**WHAT THE TASK ASKS:** Retype all of the data exactly as given.
_ _ _ _ _
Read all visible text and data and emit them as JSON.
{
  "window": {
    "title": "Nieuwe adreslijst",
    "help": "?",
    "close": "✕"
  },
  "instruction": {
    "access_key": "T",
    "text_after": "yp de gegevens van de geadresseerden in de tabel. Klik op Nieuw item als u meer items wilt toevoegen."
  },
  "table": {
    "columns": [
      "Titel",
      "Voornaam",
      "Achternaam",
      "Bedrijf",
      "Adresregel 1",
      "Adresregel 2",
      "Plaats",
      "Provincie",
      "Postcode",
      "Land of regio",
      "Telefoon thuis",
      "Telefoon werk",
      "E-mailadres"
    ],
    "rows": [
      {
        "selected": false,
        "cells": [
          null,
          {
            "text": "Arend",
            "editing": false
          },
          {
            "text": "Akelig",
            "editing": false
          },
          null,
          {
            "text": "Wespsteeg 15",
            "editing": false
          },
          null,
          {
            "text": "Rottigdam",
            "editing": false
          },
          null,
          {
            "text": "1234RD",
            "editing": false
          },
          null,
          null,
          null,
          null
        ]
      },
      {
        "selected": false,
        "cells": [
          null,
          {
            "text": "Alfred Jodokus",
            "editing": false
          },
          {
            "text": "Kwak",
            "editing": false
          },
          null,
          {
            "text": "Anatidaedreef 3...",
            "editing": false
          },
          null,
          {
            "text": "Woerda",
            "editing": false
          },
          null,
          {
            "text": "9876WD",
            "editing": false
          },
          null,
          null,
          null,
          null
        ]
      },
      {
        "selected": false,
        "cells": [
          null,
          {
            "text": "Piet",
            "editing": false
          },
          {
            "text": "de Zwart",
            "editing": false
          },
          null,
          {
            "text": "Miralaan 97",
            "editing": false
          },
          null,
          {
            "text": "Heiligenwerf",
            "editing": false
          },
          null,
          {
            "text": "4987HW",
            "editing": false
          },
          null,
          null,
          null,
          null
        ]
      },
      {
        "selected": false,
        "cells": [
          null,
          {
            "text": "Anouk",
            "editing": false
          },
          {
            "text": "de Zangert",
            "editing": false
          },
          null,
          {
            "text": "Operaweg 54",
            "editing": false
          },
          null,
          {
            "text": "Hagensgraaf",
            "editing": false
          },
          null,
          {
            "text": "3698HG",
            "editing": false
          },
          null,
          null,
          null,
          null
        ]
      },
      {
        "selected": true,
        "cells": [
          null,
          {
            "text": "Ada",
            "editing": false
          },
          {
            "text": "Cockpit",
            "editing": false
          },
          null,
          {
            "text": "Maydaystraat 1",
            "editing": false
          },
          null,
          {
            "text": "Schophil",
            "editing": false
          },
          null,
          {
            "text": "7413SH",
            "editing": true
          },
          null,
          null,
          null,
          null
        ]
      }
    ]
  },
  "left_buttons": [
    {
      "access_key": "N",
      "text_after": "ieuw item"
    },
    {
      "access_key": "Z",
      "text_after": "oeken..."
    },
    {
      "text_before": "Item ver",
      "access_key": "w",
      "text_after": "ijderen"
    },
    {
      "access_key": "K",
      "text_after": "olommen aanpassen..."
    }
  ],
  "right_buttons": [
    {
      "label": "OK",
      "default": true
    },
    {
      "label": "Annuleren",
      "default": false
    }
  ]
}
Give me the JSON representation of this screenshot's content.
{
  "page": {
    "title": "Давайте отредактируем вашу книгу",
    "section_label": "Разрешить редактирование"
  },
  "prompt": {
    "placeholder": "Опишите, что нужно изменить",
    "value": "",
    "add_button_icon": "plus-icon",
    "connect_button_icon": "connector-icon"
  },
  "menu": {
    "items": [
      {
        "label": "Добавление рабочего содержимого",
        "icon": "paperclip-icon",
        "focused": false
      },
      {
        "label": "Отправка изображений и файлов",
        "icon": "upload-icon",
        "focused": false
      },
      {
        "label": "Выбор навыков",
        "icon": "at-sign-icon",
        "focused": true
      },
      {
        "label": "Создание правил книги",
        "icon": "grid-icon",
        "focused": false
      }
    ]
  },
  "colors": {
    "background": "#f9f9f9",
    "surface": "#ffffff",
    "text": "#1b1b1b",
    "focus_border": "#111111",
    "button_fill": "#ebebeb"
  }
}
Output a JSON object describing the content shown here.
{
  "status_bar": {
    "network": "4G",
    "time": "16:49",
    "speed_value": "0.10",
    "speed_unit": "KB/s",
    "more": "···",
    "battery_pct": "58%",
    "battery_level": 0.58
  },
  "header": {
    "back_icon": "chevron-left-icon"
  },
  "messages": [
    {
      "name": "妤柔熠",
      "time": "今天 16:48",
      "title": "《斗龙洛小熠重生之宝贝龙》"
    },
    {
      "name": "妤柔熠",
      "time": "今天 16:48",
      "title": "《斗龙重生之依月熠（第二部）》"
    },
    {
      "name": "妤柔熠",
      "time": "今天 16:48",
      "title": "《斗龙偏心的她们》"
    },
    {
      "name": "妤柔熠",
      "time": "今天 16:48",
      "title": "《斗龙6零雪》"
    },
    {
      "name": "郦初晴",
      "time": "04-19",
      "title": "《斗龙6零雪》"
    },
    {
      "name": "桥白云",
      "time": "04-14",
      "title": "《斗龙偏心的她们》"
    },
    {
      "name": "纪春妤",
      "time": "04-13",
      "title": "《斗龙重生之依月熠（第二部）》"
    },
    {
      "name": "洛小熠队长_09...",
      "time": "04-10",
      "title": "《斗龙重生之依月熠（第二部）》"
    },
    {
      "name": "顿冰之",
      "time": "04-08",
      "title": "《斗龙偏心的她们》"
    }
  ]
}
_ _ _ _ _
**COMPLETED TASK:**
Read all visible text and data and emit them as JSON.
{
  "window": {
    "title": "Nieuwe adreslijst",
    "help": "?",
    "close": "✕"
  },
  "instruction": {
    "access_key": "T",
    "text_after": "yp de gegevens van de geadresseerden in de tabel. Klik op Nieuw item als u meer items wilt toevoegen."
  },
  "table": {
    "columns": [
      "Titel",
      "Voornaam",
      "Achternaam",
      "Bedrijf",
      "Adresregel 1",
      "Adresregel 2",
      "Plaats",
      "Provincie",
      "Postcode",
      "Land of regio",
      "Telefoon thuis",
      "Telefoon werk",
      "E-mailadres"
    ],
    "rows": [
      {
        "selected": false,
        "cells": [
          null,
          {
            "text": "Arend",
            "editing": false
          },
          {
            "text": "Akelig",
            "editing": false
          },
          null,
          {
            "text": "Wespsteeg 15",
            "editing": false
          },
          null,
          {
            "text": "Rottigdam",
            "editing": false
          },
          null,
          {
            "text": "1234RD",
            "editing": false
          },
          null,
          null,
          null,
          null
        ]
      },
      {
        "selected": false,
        "cells": [
          null,
          {
            "text": "Alfred Jodokus",
            "editing": false
          },
          {
            "text": "Kwak",
            "editing": false
          },
          null,
          {
            "text": "Anatidaedreef 3...",
            "editing": false
          },
          null,
          {
            "text": "Woerda",
            "editing": false
          },
          null,
          {
            "text": "9876WD",
            "editing": false
          },
          null,
          null,
          null,
          null
        ]
      },
      {
        "selected": false,
        "cells": [
          null,
          {
            "text": "Piet",
            "editing": false
          },
          {
            "text": "de Zwart",
            "editing": false
          },
          null,
          {
            "text": "Miralaan 97",
            "editing": false
          },
          null,
          {
            "text": "Heiligenwerf",
            "editing": false
          },
          null,
          {
            "text": "4987HW",
            "editing": false
          },
          null,
          null,
          null,
          null
        ]
      },
      {
        "selected": false,
        "cells": [
          null,
          {
            "text": "Anouk",
            "editing": false
          },
          {
            "text": "de Zangert",
            "editing": false
          },
          null,
          {
            "text": "Operaweg 54",
            "editing": false
          },
          null,
          {
            "text": "Hagensgraaf",
            "editing": false
          },
          null,
          {
            "text": "3698HG",
            "editing": false
          },
          null,
          null,
          null,
          null
        ]
      },
      {
        "selected": true,
        "cells": [
          null,
          {
            "text": "Ada",
            "editing": false
          },
          {
            "text": "Cockpit",
            "editing": false
          },
          null,
          {
            "text": "Maydaystraat 1",
            "editing": false
          },
          null,
          {
            "text": "Schophil",
            "editing": false
          },
          null,
          {
            "text": "7413SH",
            "editing": true
          },
          null,
          null,
          null,
          null
        ]
      }
    ]
  },
  "left_buttons": [
    {
      "access_key": "N",
      "text_after": "ieuw item"
    },
    {
      "access_key": "Z",
      "text_after": "oeken..."
    },
    {
      "text_before": "Item ver",
      "access_key": "w",
      "text_after": "ijderen"
    },
    {
      "access_key": "K",
      "text_after": "olommen aanpassen..."
    }
  ],
  "right_buttons": [
    {
      "label": "OK",
      "default": true
    },
    {
      "label": "Annuleren",
      "default": false
    }
  ]
}
Give me the JSON representation of this screenshot's content.
{
  "page": {
    "title": "Давайте отредактируем вашу книгу",
    "section_label": "Разрешить редактирование"
  },
  "prompt": {
    "placeholder": "Опишите, что нужно изменить",
    "value": "",
    "add_button_icon": "plus-icon",
    "connect_button_icon": "connector-icon"
  },
  "menu": {
    "items": [
      {
        "label": "Добавление рабочего содержимого",
        "icon": "paperclip-icon",
        "focused": false
      },
      {
        "label": "Отправка изображений и файлов",
        "icon": "upload-icon",
        "focused": false
      },
      {
        "label": "Выбор навыков",
        "icon": "at-sign-icon",
        "focused": true
      },
      {
        "label": "Создание правил книги",
        "icon": "grid-icon",
        "focused": false
      }
    ]
  },
  "colors": {
    "background": "#f9f9f9",
    "surface": "#ffffff",
    "text": "#1b1b1b",
    "focus_border": "#111111",
    "button_fill": "#ebebeb"
  }
}
Output a JSON object describing the content shown here.
{
  "status_bar": {
    "network": "4G",
    "time": "16:49",
    "speed_value": "0.10",
    "speed_unit": "KB/s",
    "more": "···",
    "battery_pct": "58%",
    "battery_level": 0.58
  },
  "header": {
    "back_icon": "chevron-left-icon"
  },
  "messages": [
    {
      "name": "妤柔熠",
      "time": "今天 16:48",
      "title": "《斗龙洛小熠重生之宝贝龙》"
    },
    {
      "name": "妤柔熠",
      "time": "今天 16:48",
      "title": "《斗龙重生之依月熠（第二部）》"
    },
    {
      "name": "妤柔熠",
      "time": "今天 16:48",
      "title": "《斗龙偏心的她们》"
    },
    {
      "name": "妤柔熠",
      "time": "今天 16:48",
      "title": "《斗龙6零雪》"
    },
    {
      "name": "郦初晴",
      "time": "04-19",
      "title": "《斗龙6零雪》"
    },
    {
      "name": "桥白云",
      "time": "04-14",
      "title": "《斗龙偏心的她们》"
    },
    {
      "name": "纪春妤",
      "time": "04-13",
      "title": "《斗龙重生之依月熠（第二部）》"
    },
    {
      "name": "洛小熠队长_09...",
      "time": "04-10",
      "title": "《斗龙重生之依月熠（第二部）》"
    },
    {
      "name": "顿冰之",
      "time": "04-08",
      "title": "《斗龙偏心的她们》"
    }
  ]
}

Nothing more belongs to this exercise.